Brief
Omit every picture and return the rest of the data unaltered.

(Collection entries)
+ + +

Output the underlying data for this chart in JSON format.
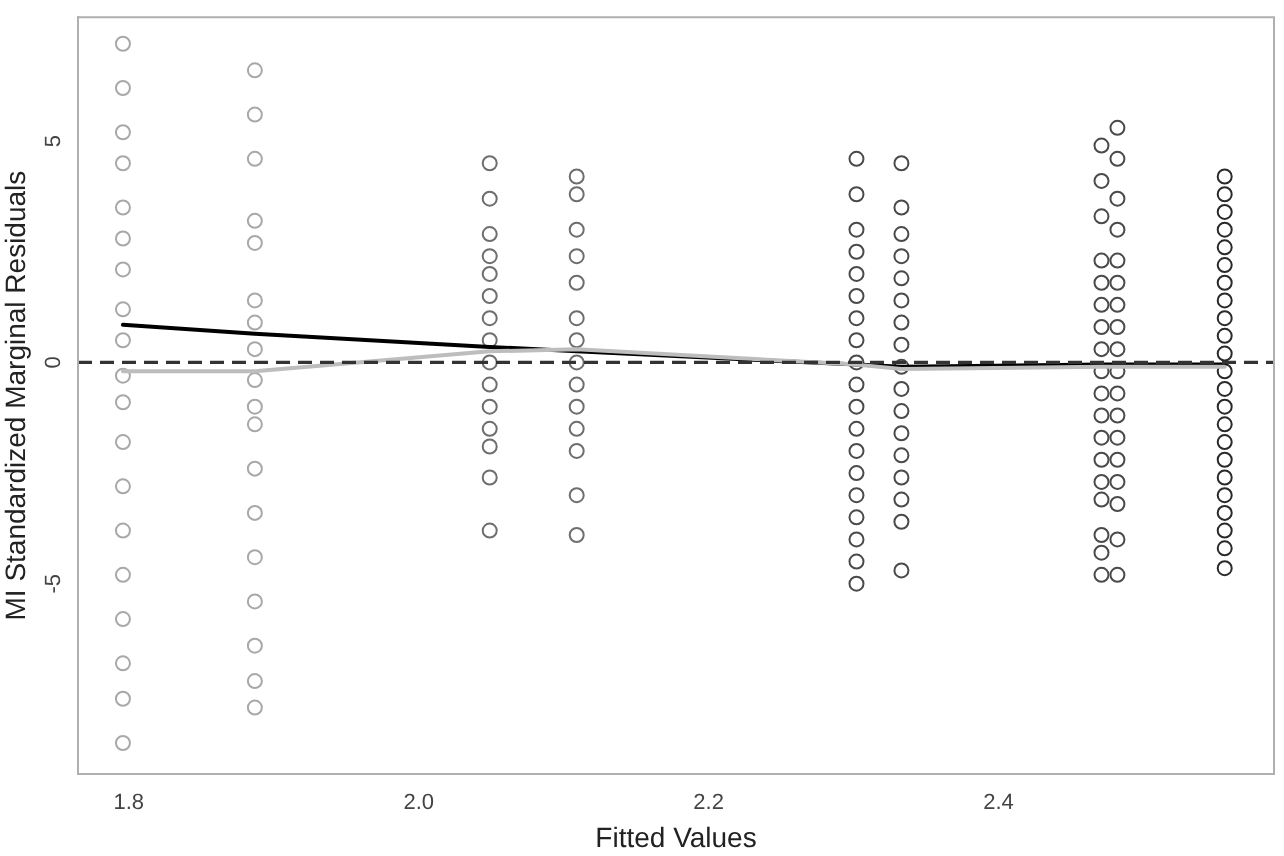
{
  "chart_data": {
    "type": "scatter",
    "xlabel": "Fitted Values",
    "ylabel": "MI Standardized Marginal Residuals",
    "xlim": [
      1.765,
      2.59
    ],
    "ylim": [
      -9.3,
      7.8
    ],
    "xticks": [
      1.8,
      {
        "value": 2,
        "label": "2.0"
      },
      2.2,
      2.4
    ],
    "yticks": [
      -5,
      0,
      5
    ],
    "grid": false,
    "legend": false,
    "marker": "circle",
    "ref_lines": [
      {
        "axis": "y",
        "value": 0,
        "color": "#333333",
        "line_style": "dashed"
      }
    ],
    "series": [
      {
        "color": "#a8a8a8",
        "x": [
          1.796,
          1.796,
          1.796,
          1.796,
          1.796,
          1.796,
          1.796,
          1.796,
          1.796,
          1.796,
          1.796,
          1.796,
          1.796,
          1.796,
          1.796,
          1.796,
          1.796,
          1.796,
          1.796
        ],
        "values": [
          7.2,
          6.2,
          5.2,
          4.5,
          3.5,
          2.8,
          2.1,
          1.2,
          0.5,
          -0.3,
          -0.9,
          -1.8,
          -2.8,
          -3.8,
          -4.8,
          -5.8,
          -6.8,
          -7.6,
          -8.6
        ]
      },
      {
        "color": "#a8a8a8",
        "x": [
          1.887,
          1.887,
          1.887,
          1.887,
          1.887,
          1.887,
          1.887,
          1.887,
          1.887,
          1.887,
          1.887,
          1.887,
          1.887,
          1.887,
          1.887,
          1.887,
          1.887,
          1.887
        ],
        "values": [
          6.6,
          5.6,
          4.6,
          3.2,
          2.7,
          1.4,
          0.9,
          0.3,
          -0.4,
          -1.0,
          -1.4,
          -2.4,
          -3.4,
          -4.4,
          -5.4,
          -6.4,
          -7.2,
          -7.8
        ]
      },
      {
        "color": "#6e6e6e",
        "x": [
          2.049,
          2.049,
          2.049,
          2.049,
          2.049,
          2.049,
          2.049,
          2.049,
          2.049,
          2.049,
          2.049,
          2.049,
          2.049,
          2.049,
          2.049
        ],
        "values": [
          4.5,
          3.7,
          2.9,
          2.4,
          2.0,
          1.5,
          1.0,
          0.5,
          0,
          -0.5,
          -1.0,
          -1.5,
          -1.9,
          -2.6,
          -3.8
        ]
      },
      {
        "color": "#6e6e6e",
        "x": [
          2.109,
          2.109,
          2.109,
          2.109,
          2.109,
          2.109,
          2.109,
          2.109,
          2.109,
          2.109,
          2.109,
          2.109,
          2.109,
          2.109
        ],
        "values": [
          4.2,
          3.8,
          3.0,
          2.4,
          1.8,
          1.0,
          0.5,
          0,
          -0.5,
          -1.0,
          -1.5,
          -2.0,
          -3.0,
          -3.9
        ]
      },
      {
        "color": "#4a4a4a",
        "x": [
          2.302,
          2.302,
          2.302,
          2.302,
          2.302,
          2.302,
          2.302,
          2.302,
          2.302,
          2.302,
          2.302,
          2.302,
          2.302,
          2.302,
          2.302,
          2.302,
          2.302,
          2.302,
          2.302
        ],
        "values": [
          4.6,
          3.8,
          3.0,
          2.5,
          2.0,
          1.5,
          1.0,
          0.5,
          0,
          -0.5,
          -1.0,
          -1.5,
          -2.0,
          -2.5,
          -3.0,
          -3.5,
          -4.0,
          -4.5,
          -5.0
        ]
      },
      {
        "color": "#4a4a4a",
        "x": [
          2.333,
          2.333,
          2.333,
          2.333,
          2.333,
          2.333,
          2.333,
          2.333,
          2.333,
          2.333,
          2.333,
          2.333,
          2.333,
          2.333,
          2.333,
          2.333,
          2.333
        ],
        "values": [
          4.5,
          3.5,
          2.9,
          2.4,
          1.9,
          1.4,
          0.9,
          0.4,
          -0.1,
          -0.6,
          -1.1,
          -1.6,
          -2.1,
          -2.6,
          -3.1,
          -3.6,
          -4.7
        ]
      },
      {
        "color": "#4a4a4a",
        "x": [
          2.471,
          2.471,
          2.471,
          2.471,
          2.471,
          2.471,
          2.471,
          2.471,
          2.471,
          2.471,
          2.471,
          2.471,
          2.471,
          2.471,
          2.471,
          2.471,
          2.471,
          2.471
        ],
        "values": [
          4.9,
          4.1,
          3.3,
          2.3,
          1.8,
          1.3,
          0.8,
          0.3,
          -0.2,
          -0.7,
          -1.2,
          -1.7,
          -2.2,
          -2.7,
          -3.1,
          -3.9,
          -4.3,
          -4.8
        ]
      },
      {
        "color": "#4a4a4a",
        "x": [
          2.482,
          2.482,
          2.482,
          2.482,
          2.482,
          2.482,
          2.482,
          2.482,
          2.482,
          2.482,
          2.482,
          2.482,
          2.482,
          2.482,
          2.482,
          2.482,
          2.482,
          2.482
        ],
        "values": [
          5.3,
          4.6,
          3.7,
          3.0,
          2.3,
          1.8,
          1.3,
          0.8,
          0.3,
          -0.2,
          -0.7,
          -1.2,
          -1.7,
          -2.2,
          -2.7,
          -3.2,
          -4.0,
          -4.8
        ]
      },
      {
        "color": "#2a2a2a",
        "x": [
          2.556,
          2.556,
          2.556,
          2.556,
          2.556,
          2.556,
          2.556,
          2.556,
          2.556,
          2.556,
          2.556,
          2.556,
          2.556,
          2.556,
          2.556,
          2.556,
          2.556,
          2.556,
          2.556,
          2.556,
          2.556,
          2.556,
          2.556
        ],
        "values": [
          4.2,
          3.8,
          3.4,
          3.0,
          2.6,
          2.2,
          1.8,
          1.4,
          1.0,
          0.6,
          0.2,
          -0.2,
          -0.6,
          -1.0,
          -1.4,
          -1.8,
          -2.2,
          -2.6,
          -3.0,
          -3.4,
          -3.8,
          -4.2,
          -4.65
        ]
      },
      {
        "type": "line",
        "color": "#bdbdbd",
        "marker": "none",
        "line_style": "solid",
        "x": [
          1.796,
          1.887,
          2.049,
          2.109,
          2.302,
          2.333,
          2.471,
          2.482,
          2.556
        ],
        "values": [
          -0.2,
          -0.2,
          0.25,
          0.3,
          -0.05,
          -0.15,
          -0.1,
          -0.1,
          -0.1
        ]
      },
      {
        "type": "line",
        "color": "#000000",
        "marker": "none",
        "line_style": "solid",
        "x": [
          1.796,
          1.887,
          2.049,
          2.109,
          2.302,
          2.333,
          2.471,
          2.482,
          2.556
        ],
        "values": [
          0.85,
          0.65,
          0.35,
          0.25,
          -0.05,
          -0.1,
          -0.05,
          -0.05,
          -0.05
        ]
      }
    ]
  }
}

+ + +

Response to the task
Output the underlying data for this chart in JSON format.
{
  "chart_data": {
    "type": "scatter",
    "xlabel": "Fitted Values",
    "ylabel": "MI Standardized Marginal Residuals",
    "xlim": [
      1.765,
      2.59
    ],
    "ylim": [
      -9.3,
      7.8
    ],
    "xticks": [
      1.8,
      {
        "value": 2,
        "label": "2.0"
      },
      2.2,
      2.4
    ],
    "yticks": [
      -5,
      0,
      5
    ],
    "grid": false,
    "legend": false,
    "marker": "circle",
    "ref_lines": [
      {
        "axis": "y",
        "value": 0,
        "color": "#333333",
        "line_style": "dashed"
      }
    ],
    "series": [
      {
        "color": "#a8a8a8",
        "x": [
          1.796,
          1.796,
          1.796,
          1.796,
          1.796,
          1.796,
          1.796,
          1.796,
          1.796,
          1.796,
          1.796,
          1.796,
          1.796,
          1.796,
          1.796,
          1.796,
          1.796,
          1.796,
          1.796
        ],
        "values": [
          7.2,
          6.2,
          5.2,
          4.5,
          3.5,
          2.8,
          2.1,
          1.2,
          0.5,
          -0.3,
          -0.9,
          -1.8,
          -2.8,
          -3.8,
          -4.8,
          -5.8,
          -6.8,
          -7.6,
          -8.6
        ]
      },
      {
        "color": "#a8a8a8",
        "x": [
          1.887,
          1.887,
          1.887,
          1.887,
          1.887,
          1.887,
          1.887,
          1.887,
          1.887,
          1.887,
          1.887,
          1.887,
          1.887,
          1.887,
          1.887,
          1.887,
          1.887,
          1.887
        ],
        "values": [
          6.6,
          5.6,
          4.6,
          3.2,
          2.7,
          1.4,
          0.9,
          0.3,
          -0.4,
          -1.0,
          -1.4,
          -2.4,
          -3.4,
          -4.4,
          -5.4,
          -6.4,
          -7.2,
          -7.8
        ]
      },
      {
        "color": "#6e6e6e",
        "x": [
          2.049,
          2.049,
          2.049,
          2.049,
          2.049,
          2.049,
          2.049,
          2.049,
          2.049,
          2.049,
          2.049,
          2.049,
          2.049,
          2.049,
          2.049
        ],
        "values": [
          4.5,
          3.7,
          2.9,
          2.4,
          2.0,
          1.5,
          1.0,
          0.5,
          0,
          -0.5,
          -1.0,
          -1.5,
          -1.9,
          -2.6,
          -3.8
        ]
      },
      {
        "color": "#6e6e6e",
        "x": [
          2.109,
          2.109,
          2.109,
          2.109,
          2.109,
          2.109,
          2.109,
          2.109,
          2.109,
          2.109,
          2.109,
          2.109,
          2.109,
          2.109
        ],
        "values": [
          4.2,
          3.8,
          3.0,
          2.4,
          1.8,
          1.0,
          0.5,
          0,
          -0.5,
          -1.0,
          -1.5,
          -2.0,
          -3.0,
          -3.9
        ]
      },
      {
        "color": "#4a4a4a",
        "x": [
          2.302,
          2.302,
          2.302,
          2.302,
          2.302,
          2.302,
          2.302,
          2.302,
          2.302,
          2.302,
          2.302,
          2.302,
          2.302,
          2.302,
          2.302,
          2.302,
          2.302,
          2.302,
          2.302
        ],
        "values": [
          4.6,
          3.8,
          3.0,
          2.5,
          2.0,
          1.5,
          1.0,
          0.5,
          0,
          -0.5,
          -1.0,
          -1.5,
          -2.0,
          -2.5,
          -3.0,
          -3.5,
          -4.0,
          -4.5,
          -5.0
        ]
      },
      {
        "color": "#4a4a4a",
        "x": [
          2.333,
          2.333,
          2.333,
          2.333,
          2.333,
          2.333,
          2.333,
          2.333,
          2.333,
          2.333,
          2.333,
          2.333,
          2.333,
          2.333,
          2.333,
          2.333,
          2.333
        ],
        "values": [
          4.5,
          3.5,
          2.9,
          2.4,
          1.9,
          1.4,
          0.9,
          0.4,
          -0.1,
          -0.6,
          -1.1,
          -1.6,
          -2.1,
          -2.6,
          -3.1,
          -3.6,
          -4.7
        ]
      },
      {
        "color": "#4a4a4a",
        "x": [
          2.471,
          2.471,
          2.471,
          2.471,
          2.471,
          2.471,
          2.471,
          2.471,
          2.471,
          2.471,
          2.471,
          2.471,
          2.471,
          2.471,
          2.471,
          2.471,
          2.471,
          2.471
        ],
        "values": [
          4.9,
          4.1,
          3.3,
          2.3,
          1.8,
          1.3,
          0.8,
          0.3,
          -0.2,
          -0.7,
          -1.2,
          -1.7,
          -2.2,
          -2.7,
          -3.1,
          -3.9,
          -4.3,
          -4.8
        ]
      },
      {
        "color": "#4a4a4a",
        "x": [
          2.482,
          2.482,
          2.482,
          2.482,
          2.482,
          2.482,
          2.482,
          2.482,
          2.482,
          2.482,
          2.482,
          2.482,
          2.482,
          2.482,
          2.482,
          2.482,
          2.482,
          2.482
        ],
        "values": [
          5.3,
          4.6,
          3.7,
          3.0,
          2.3,
          1.8,
          1.3,
          0.8,
          0.3,
          -0.2,
          -0.7,
          -1.2,
          -1.7,
          -2.2,
          -2.7,
          -3.2,
          -4.0,
          -4.8
        ]
      },
      {
        "color": "#2a2a2a",
        "x": [
          2.556,
          2.556,
          2.556,
          2.556,
          2.556,
          2.556,
          2.556,
          2.556,
          2.556,
          2.556,
          2.556,
          2.556,
          2.556,
          2.556,
          2.556,
          2.556,
          2.556,
          2.556,
          2.556,
          2.556,
          2.556,
          2.556,
          2.556
        ],
        "values": [
          4.2,
          3.8,
          3.4,
          3.0,
          2.6,
          2.2,
          1.8,
          1.4,
          1.0,
          0.6,
          0.2,
          -0.2,
          -0.6,
          -1.0,
          -1.4,
          -1.8,
          -2.2,
          -2.6,
          -3.0,
          -3.4,
          -3.8,
          -4.2,
          -4.65
        ]
      },
      {
        "type": "line",
        "color": "#bdbdbd",
        "marker": "none",
        "line_style": "solid",
        "x": [
          1.796,
          1.887,
          2.049,
          2.109,
          2.302,
          2.333,
          2.471,
          2.482,
          2.556
        ],
        "values": [
          -0.2,
          -0.2,
          0.25,
          0.3,
          -0.05,
          -0.15,
          -0.1,
          -0.1,
          -0.1
        ]
      },
      {
        "type": "line",
        "color": "#000000",
        "marker": "none",
        "line_style": "solid",
        "x": [
          1.796,
          1.887,
          2.049,
          2.109,
          2.302,
          2.333,
          2.471,
          2.482,
          2.556
        ],
        "values": [
          0.85,
          0.65,
          0.35,
          0.25,
          -0.05,
          -0.1,
          -0.05,
          -0.05,
          -0.05
        ]
      }
    ]
  }
}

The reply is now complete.